GOAL:
Count the lines of the records that contain the string "disp", and give only the number.

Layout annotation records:
┏━━
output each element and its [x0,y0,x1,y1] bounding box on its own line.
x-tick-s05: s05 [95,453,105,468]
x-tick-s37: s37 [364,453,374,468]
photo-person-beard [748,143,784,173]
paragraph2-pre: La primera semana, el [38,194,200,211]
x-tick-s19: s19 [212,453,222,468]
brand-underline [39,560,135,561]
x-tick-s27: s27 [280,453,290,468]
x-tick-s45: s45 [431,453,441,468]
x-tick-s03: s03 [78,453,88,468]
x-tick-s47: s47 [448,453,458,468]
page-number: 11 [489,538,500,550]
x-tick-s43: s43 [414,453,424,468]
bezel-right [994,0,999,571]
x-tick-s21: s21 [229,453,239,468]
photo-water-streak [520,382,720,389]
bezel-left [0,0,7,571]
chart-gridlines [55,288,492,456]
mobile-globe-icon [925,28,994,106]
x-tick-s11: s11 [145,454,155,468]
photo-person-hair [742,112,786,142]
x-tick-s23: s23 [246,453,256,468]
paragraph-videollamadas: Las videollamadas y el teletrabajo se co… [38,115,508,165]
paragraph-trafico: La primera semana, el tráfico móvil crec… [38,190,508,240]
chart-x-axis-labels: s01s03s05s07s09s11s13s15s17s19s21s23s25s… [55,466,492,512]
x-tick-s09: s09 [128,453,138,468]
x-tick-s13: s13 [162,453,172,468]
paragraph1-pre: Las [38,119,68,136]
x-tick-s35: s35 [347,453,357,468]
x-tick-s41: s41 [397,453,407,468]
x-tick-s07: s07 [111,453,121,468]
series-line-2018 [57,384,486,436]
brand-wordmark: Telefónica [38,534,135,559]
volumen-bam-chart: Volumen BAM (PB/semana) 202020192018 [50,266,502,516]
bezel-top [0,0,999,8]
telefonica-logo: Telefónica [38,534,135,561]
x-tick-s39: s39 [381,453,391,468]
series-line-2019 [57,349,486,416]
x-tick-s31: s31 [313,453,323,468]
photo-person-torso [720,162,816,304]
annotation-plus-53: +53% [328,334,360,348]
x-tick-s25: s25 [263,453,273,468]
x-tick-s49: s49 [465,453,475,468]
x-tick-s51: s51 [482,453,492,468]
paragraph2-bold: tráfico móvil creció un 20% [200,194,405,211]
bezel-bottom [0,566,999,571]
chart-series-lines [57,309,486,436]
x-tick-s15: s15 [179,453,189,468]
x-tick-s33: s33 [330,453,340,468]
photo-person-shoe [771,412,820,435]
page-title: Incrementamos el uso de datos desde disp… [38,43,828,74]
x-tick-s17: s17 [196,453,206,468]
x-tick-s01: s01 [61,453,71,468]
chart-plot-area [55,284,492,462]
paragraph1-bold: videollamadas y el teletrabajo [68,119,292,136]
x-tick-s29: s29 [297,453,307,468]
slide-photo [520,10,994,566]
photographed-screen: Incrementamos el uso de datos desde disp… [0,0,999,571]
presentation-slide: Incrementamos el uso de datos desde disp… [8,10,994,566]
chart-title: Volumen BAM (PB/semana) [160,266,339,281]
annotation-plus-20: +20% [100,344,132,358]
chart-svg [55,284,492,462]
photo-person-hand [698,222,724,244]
┗━━
EXPECTED ANSWER:
3